TASK 1: List every distinct year mentioned in the text on health in Thailand, in order of first appearance.
TASK 2: Set down verbatim the stretch of the text on health in Thailand from "Seal of Ministry" through "public health issues.".

TEXT PROVIDED:
= Health in Thailand =

Seal of Ministry of Public Health of Thailand

Thailand has "a long and successful history of health development," according to the World Health Organization. Life expectancy is averaged at eighty years. Non-communicable diseases form the major burden of morbidity and mortality, while infectious diseases including malaria and tuberculosis, as well as traffic accidents, are also important public health issues.

The Human Rights Measurement Initiative finds that Thailand is fulfilling 91.0% of what it should be fulfilling for the right to health based on its level of income in 2022.

== Water and sanitation ==
In 2008, 98 percent of the population had access to an improved water source. Ninety-six percent of the population have access to improved sanitation facilities.

=== Tap water ===
The Ministry of Public Health surveyed 10,271 tap water plants nationwide from 2018 to 2024. Only 420 (4%) of all villages had tap water production that was hygienic enough for human consumption. The Public Health Ministry aims to have 1,750 additional village tap-water plants meet hygiene standards in 2025. Tap water in Bangkok meets international drinking water quality standards. A 2022 questionnaire with 374 Bangkok residents showed that 51.87% consider it acceptable to drink tap water. Among them, 82.99% found tap water drinkable and 9.79% drank water directly from the tap.

In 2021, the Chao Phraya River had a drought and there was a sea level surge. This contributed to a higher concentration of sodium in the water supply of Bangkok which is harmful to children and people with heart diseases. The high sodium continued throughout February 2020.

DATA PROVIDED:

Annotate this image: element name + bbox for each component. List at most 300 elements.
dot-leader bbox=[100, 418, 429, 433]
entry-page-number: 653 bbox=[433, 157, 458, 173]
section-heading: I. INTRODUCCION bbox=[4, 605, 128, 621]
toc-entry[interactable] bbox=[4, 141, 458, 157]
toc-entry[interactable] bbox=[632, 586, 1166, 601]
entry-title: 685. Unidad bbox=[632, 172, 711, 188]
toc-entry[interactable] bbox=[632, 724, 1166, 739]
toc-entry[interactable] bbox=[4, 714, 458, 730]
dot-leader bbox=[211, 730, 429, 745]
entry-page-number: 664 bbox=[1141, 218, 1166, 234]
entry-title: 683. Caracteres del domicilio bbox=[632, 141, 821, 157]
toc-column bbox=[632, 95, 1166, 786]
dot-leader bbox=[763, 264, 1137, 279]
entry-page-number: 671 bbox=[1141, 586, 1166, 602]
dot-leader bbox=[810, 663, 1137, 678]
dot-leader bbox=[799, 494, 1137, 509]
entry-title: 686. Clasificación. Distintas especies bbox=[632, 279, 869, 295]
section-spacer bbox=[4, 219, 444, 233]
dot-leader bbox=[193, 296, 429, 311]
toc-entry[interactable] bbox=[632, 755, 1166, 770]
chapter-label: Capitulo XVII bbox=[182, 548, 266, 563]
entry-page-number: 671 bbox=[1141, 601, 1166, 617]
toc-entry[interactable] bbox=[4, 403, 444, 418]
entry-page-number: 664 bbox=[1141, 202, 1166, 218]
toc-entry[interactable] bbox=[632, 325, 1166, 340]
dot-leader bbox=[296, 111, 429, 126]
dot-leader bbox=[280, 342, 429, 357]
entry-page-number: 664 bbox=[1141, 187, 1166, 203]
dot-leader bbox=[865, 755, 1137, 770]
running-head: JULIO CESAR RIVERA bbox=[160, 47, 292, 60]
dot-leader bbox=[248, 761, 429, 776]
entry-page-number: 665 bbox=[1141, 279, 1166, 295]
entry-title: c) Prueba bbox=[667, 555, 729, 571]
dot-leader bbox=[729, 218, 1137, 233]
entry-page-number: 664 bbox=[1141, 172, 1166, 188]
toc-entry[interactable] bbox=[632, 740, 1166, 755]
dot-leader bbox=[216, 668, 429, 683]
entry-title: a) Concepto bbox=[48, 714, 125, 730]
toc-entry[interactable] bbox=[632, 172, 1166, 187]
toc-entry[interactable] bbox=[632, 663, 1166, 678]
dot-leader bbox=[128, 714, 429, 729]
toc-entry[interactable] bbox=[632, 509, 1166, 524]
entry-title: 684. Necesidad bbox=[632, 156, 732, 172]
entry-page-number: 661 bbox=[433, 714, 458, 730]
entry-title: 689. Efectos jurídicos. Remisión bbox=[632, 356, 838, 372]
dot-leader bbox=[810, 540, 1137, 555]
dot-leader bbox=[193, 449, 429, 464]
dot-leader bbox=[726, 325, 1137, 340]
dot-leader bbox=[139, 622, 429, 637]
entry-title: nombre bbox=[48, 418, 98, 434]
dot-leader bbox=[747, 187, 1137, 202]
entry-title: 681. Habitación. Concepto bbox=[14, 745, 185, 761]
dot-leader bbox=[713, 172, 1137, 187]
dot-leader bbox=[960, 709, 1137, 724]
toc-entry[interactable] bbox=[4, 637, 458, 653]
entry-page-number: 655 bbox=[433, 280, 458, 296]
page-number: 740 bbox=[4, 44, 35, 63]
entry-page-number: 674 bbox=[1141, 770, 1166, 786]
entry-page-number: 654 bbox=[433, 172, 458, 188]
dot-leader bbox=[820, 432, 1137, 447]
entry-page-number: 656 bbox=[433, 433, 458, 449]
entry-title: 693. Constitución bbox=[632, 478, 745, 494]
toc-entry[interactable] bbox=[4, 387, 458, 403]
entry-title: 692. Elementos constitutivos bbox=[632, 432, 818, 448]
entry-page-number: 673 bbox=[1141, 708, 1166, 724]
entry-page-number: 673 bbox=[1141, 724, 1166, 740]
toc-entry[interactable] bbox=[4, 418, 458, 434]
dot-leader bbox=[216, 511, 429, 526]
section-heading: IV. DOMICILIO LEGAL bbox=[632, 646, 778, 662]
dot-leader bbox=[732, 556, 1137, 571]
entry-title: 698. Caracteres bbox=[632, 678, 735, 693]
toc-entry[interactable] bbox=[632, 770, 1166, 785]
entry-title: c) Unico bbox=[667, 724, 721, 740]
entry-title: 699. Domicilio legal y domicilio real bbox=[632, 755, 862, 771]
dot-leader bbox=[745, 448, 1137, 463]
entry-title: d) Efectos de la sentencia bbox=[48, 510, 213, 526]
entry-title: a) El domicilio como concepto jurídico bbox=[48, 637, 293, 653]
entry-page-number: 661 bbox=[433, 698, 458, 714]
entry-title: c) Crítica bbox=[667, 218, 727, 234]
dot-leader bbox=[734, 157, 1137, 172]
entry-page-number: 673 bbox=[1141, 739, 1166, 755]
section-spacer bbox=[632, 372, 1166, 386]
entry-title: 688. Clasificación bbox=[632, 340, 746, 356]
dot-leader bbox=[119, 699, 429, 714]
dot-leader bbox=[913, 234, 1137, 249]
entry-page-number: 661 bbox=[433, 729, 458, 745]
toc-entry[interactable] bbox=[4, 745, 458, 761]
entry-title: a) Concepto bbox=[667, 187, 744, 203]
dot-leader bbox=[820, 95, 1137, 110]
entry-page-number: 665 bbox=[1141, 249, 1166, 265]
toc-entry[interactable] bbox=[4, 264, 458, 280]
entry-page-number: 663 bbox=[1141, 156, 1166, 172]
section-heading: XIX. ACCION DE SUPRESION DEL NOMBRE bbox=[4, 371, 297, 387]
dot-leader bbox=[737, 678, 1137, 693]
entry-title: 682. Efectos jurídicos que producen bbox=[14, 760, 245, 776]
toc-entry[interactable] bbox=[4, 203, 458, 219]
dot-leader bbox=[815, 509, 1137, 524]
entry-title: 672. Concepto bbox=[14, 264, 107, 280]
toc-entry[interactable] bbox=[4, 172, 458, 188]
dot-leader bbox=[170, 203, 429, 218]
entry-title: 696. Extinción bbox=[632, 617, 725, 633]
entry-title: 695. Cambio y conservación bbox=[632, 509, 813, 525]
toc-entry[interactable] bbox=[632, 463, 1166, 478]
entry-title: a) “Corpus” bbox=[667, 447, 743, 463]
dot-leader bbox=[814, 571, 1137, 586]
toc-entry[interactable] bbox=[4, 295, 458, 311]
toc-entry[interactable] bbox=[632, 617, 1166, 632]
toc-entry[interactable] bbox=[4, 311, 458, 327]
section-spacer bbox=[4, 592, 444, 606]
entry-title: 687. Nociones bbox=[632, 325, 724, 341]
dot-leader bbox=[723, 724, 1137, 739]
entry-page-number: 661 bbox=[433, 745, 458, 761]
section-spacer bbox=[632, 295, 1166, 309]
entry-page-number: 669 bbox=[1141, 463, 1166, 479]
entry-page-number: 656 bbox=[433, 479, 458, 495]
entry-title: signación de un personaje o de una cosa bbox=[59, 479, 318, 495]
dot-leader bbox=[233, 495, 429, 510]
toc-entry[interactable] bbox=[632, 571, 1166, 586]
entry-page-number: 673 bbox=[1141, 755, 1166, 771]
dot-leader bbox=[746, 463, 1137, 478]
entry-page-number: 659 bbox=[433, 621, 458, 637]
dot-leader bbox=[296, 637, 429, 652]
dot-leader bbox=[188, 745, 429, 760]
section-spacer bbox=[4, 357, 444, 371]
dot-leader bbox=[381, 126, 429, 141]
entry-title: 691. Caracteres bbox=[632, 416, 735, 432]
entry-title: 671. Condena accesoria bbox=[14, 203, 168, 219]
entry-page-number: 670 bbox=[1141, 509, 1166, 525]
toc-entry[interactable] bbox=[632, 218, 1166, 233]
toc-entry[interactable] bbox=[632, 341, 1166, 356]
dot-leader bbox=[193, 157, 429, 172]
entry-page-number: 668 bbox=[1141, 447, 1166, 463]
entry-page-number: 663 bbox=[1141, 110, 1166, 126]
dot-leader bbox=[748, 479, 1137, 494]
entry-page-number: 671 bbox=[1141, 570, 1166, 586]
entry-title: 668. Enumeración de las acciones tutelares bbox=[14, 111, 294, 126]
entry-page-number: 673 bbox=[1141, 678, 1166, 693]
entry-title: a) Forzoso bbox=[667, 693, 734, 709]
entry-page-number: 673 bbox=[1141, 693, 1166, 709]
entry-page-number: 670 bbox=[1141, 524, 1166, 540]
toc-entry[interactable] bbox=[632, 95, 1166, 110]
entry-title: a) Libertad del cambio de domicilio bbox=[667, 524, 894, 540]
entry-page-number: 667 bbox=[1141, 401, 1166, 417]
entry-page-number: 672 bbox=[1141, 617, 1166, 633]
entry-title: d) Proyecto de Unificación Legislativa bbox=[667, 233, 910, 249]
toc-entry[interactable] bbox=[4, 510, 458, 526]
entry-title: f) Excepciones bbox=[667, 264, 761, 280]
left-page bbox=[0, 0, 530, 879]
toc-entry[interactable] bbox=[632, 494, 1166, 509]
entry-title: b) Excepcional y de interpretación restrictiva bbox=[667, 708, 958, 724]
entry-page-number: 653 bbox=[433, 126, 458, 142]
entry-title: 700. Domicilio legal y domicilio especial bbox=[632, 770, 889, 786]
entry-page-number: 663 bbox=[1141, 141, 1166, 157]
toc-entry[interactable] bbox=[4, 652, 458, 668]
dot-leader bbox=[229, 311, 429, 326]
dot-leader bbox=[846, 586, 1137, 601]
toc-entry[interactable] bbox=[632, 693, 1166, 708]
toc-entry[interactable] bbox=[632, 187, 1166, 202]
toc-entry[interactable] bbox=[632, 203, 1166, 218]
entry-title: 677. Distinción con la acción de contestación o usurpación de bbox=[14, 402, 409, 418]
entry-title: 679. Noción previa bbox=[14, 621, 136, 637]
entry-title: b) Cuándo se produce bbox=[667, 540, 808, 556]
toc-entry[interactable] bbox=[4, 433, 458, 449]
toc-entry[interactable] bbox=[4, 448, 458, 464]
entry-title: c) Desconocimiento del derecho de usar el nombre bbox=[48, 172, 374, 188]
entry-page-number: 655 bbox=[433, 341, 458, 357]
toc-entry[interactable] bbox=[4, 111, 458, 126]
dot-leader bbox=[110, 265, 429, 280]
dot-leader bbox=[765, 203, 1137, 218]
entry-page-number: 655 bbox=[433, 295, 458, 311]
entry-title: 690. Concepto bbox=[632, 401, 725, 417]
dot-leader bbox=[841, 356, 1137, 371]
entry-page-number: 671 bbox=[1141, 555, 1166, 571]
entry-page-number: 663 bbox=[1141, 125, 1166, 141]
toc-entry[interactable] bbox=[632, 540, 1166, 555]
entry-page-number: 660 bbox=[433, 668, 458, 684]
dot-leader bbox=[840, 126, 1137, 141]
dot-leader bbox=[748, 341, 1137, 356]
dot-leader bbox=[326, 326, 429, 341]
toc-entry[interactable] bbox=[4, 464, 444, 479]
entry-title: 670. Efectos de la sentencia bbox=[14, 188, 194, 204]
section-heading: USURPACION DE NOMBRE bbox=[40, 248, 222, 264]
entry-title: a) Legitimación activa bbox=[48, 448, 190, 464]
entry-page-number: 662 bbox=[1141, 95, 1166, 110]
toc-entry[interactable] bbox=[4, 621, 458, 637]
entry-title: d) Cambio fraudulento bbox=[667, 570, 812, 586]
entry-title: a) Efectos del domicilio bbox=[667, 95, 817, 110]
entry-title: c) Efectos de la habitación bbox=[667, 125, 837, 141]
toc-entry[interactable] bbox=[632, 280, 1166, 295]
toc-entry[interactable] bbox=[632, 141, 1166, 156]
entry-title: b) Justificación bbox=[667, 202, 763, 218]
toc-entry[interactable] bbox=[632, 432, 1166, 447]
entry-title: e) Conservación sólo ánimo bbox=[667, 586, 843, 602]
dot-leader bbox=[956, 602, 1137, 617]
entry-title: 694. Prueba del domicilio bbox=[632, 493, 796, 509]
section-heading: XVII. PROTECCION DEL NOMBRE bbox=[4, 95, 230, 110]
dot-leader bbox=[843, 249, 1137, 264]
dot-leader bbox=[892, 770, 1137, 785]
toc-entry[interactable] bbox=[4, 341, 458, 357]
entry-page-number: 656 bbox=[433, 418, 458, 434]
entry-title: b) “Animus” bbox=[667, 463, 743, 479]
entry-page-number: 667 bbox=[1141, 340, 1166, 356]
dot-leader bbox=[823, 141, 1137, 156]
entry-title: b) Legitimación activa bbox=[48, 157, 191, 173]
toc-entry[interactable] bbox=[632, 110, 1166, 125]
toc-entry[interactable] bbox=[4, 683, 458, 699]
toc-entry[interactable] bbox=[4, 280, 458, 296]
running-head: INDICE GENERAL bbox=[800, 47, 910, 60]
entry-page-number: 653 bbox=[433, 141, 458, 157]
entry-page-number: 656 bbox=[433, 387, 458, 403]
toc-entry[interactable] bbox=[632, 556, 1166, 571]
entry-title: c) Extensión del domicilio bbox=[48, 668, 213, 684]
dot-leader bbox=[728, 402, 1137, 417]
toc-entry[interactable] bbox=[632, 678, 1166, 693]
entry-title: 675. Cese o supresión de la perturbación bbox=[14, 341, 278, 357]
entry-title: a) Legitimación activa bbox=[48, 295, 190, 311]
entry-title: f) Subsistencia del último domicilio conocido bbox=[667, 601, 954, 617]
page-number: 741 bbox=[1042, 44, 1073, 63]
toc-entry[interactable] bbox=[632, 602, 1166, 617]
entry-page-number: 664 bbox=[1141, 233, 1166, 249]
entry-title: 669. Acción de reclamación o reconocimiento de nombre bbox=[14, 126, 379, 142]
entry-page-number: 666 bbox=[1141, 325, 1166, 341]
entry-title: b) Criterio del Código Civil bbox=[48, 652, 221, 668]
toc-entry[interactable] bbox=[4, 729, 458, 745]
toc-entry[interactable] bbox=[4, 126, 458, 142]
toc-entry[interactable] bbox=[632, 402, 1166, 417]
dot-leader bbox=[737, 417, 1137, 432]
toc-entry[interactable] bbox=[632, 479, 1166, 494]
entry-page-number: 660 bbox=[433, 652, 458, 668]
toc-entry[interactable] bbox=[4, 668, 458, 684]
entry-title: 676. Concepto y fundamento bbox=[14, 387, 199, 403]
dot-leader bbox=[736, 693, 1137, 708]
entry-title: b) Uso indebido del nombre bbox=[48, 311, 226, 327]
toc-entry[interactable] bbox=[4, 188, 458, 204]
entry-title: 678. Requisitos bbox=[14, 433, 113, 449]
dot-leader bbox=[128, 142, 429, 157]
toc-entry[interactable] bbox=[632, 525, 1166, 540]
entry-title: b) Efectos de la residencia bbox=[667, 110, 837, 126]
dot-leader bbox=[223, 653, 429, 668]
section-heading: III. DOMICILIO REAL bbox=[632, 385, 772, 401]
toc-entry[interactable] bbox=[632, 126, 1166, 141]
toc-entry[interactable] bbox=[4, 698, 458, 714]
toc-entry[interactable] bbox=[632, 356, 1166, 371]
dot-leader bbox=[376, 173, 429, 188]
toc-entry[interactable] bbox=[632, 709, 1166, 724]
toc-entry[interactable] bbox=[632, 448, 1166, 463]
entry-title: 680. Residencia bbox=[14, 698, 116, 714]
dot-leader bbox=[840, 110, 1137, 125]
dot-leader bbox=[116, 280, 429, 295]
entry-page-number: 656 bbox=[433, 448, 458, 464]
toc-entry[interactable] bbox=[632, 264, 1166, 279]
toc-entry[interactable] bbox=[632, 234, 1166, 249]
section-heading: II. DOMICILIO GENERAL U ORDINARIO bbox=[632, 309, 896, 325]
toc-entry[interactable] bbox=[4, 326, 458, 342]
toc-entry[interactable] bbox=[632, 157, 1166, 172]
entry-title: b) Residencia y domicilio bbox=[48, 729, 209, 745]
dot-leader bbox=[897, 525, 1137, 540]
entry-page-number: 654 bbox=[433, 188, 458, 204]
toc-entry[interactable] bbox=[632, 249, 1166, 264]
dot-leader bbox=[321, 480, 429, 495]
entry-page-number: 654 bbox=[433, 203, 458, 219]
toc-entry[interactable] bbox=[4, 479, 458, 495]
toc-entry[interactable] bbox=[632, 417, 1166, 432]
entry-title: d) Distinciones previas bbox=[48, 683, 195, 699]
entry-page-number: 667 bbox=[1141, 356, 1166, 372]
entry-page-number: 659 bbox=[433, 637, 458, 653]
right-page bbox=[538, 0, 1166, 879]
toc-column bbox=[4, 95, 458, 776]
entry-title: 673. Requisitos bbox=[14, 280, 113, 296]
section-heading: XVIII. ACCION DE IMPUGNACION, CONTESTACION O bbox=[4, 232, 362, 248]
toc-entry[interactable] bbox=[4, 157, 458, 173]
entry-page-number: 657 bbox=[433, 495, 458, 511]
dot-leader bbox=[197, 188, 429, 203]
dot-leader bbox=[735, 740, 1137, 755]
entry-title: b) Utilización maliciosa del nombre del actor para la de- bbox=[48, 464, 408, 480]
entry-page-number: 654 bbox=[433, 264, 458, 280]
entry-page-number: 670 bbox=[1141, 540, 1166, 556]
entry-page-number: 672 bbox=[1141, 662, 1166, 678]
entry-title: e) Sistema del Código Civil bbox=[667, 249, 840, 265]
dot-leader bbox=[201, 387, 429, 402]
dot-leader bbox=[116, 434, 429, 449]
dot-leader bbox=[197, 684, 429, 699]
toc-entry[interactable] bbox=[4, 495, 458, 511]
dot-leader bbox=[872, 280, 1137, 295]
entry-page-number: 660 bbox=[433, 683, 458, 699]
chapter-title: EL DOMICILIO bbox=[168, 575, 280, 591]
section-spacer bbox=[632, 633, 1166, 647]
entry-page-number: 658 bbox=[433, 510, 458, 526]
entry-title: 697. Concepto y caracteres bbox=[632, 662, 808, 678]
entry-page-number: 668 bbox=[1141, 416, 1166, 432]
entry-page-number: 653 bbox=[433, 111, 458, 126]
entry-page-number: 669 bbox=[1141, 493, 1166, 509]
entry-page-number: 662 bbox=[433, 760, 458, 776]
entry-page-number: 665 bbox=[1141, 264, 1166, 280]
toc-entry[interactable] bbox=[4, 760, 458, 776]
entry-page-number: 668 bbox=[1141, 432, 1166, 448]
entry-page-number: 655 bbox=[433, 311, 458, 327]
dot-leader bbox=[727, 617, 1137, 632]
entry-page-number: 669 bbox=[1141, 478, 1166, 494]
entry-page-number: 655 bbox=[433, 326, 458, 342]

TASK SOLUTION 1: 2022, 2008, 2018, 2024, 2025, 2021, 2020

TASK SOLUTION 2:
Seal of Ministry of Public Health of Thailand

Thailand has "a long and successful history of health development," according to the World Health Organization. Life expectancy is averaged at eighty years. Non-communicable diseases form the major burden of morbidity and mortality, while infectious diseases including malaria and tuberculosis, as well as traffic accidents, are also important public health issues.